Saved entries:
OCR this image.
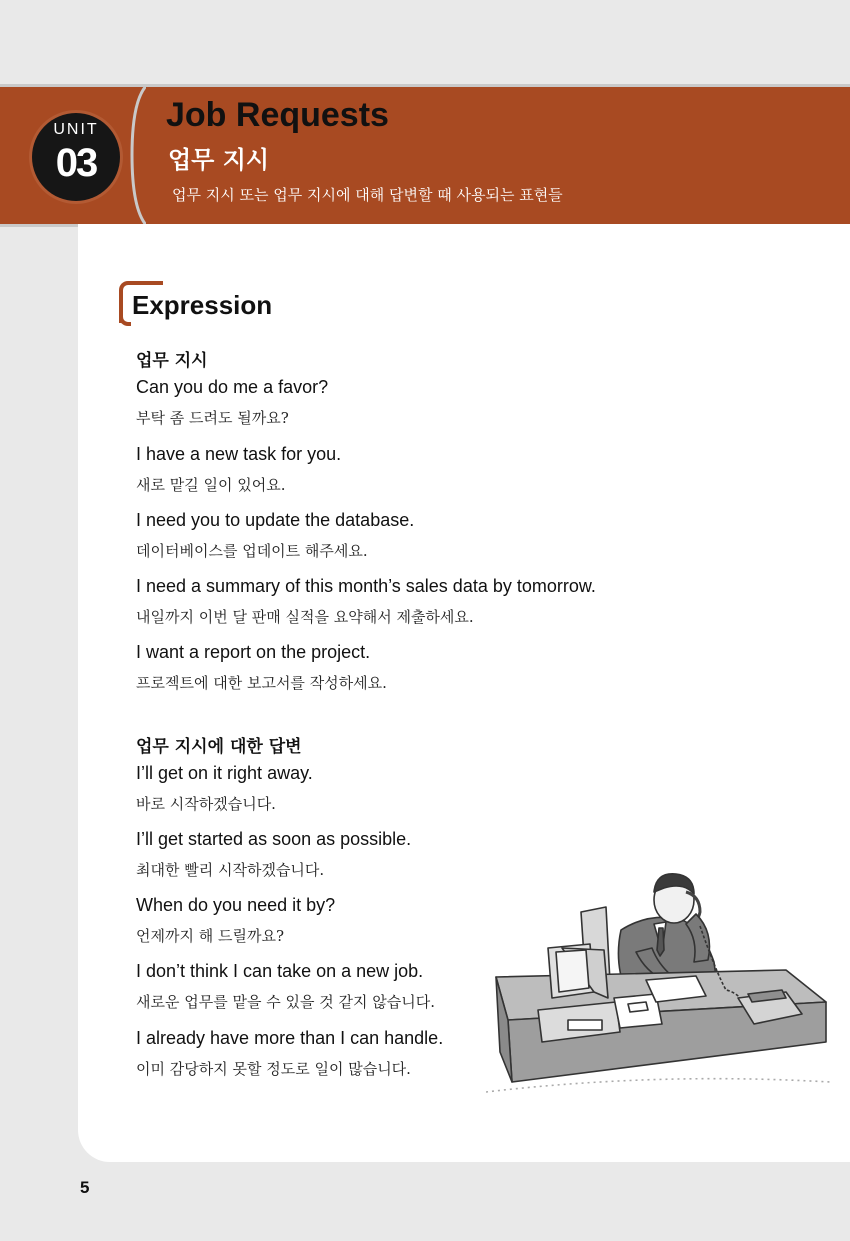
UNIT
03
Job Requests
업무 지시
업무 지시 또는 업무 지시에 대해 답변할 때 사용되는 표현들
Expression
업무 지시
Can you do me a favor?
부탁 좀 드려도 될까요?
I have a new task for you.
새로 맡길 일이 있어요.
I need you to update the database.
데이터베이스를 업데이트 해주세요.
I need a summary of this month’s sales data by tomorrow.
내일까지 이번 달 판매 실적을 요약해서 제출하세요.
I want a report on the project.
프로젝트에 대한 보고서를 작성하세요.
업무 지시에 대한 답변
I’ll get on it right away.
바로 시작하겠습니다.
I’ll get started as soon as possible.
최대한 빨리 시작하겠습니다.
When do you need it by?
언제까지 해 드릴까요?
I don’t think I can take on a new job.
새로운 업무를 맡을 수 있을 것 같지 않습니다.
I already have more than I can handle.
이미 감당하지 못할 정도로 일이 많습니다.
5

**Goal**
Copy each line above precisely, dropping the pictures.

**Solution to the exercise**
OCR this image.
UNIT
03
Job Requests
업무 지시
업무 지시 또는 업무 지시에 대해 답변할 때 사용되는 표현들
Expression
업무 지시
Can you do me a favor?
부탁 좀 드려도 될까요?
I have a new task for you.
새로 맡길 일이 있어요.
I need you to update the database.
데이터베이스를 업데이트 해주세요.
I need a summary of this month’s sales data by tomorrow.
내일까지 이번 달 판매 실적을 요약해서 제출하세요.
I want a report on the project.
프로젝트에 대한 보고서를 작성하세요.
업무 지시에 대한 답변
I’ll get on it right away.
바로 시작하겠습니다.
I’ll get started as soon as possible.
최대한 빨리 시작하겠습니다.
When do you need it by?
언제까지 해 드릴까요?
I don’t think I can take on a new job.
새로운 업무를 맡을 수 있을 것 같지 않습니다.
I already have more than I can handle.
이미 감당하지 못할 정도로 일이 많습니다.
5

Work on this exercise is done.